╭─ EXTRACTED RECORDS
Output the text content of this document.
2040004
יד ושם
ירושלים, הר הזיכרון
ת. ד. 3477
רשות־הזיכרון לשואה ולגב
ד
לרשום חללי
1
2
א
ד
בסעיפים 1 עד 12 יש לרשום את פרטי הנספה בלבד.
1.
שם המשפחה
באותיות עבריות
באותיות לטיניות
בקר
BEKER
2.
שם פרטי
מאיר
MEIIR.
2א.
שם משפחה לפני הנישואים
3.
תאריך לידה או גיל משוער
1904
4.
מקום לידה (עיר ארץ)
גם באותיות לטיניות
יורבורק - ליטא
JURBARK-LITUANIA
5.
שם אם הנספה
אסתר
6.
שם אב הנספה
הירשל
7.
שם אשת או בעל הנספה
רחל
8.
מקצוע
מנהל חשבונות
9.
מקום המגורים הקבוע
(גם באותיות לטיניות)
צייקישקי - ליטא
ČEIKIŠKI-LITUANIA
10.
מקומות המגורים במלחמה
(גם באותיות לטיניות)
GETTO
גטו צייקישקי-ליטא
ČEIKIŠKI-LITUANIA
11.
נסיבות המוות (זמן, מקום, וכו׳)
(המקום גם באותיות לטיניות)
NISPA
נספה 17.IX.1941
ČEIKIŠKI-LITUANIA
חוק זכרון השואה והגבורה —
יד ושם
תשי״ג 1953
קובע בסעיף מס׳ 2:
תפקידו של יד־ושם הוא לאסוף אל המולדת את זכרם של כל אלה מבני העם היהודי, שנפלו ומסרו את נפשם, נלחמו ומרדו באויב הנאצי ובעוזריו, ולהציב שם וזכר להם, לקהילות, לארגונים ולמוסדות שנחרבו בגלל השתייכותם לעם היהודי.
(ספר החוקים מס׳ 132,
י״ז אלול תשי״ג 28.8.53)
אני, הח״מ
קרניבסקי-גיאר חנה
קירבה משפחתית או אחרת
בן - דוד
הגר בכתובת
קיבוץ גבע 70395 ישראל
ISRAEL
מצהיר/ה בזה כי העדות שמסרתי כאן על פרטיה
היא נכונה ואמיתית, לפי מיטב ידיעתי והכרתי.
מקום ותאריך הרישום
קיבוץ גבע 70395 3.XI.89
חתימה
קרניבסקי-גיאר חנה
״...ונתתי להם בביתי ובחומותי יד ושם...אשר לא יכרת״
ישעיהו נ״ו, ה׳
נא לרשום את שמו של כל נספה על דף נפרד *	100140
╰─
PROBLEM STATEMENT: Where a line above contains the string "הזיכרון", copy that line.

OUTPUT OF THE EXERCISE:
ירושלים, הר הזיכרון
רשות־הזיכרון לשואה ולגב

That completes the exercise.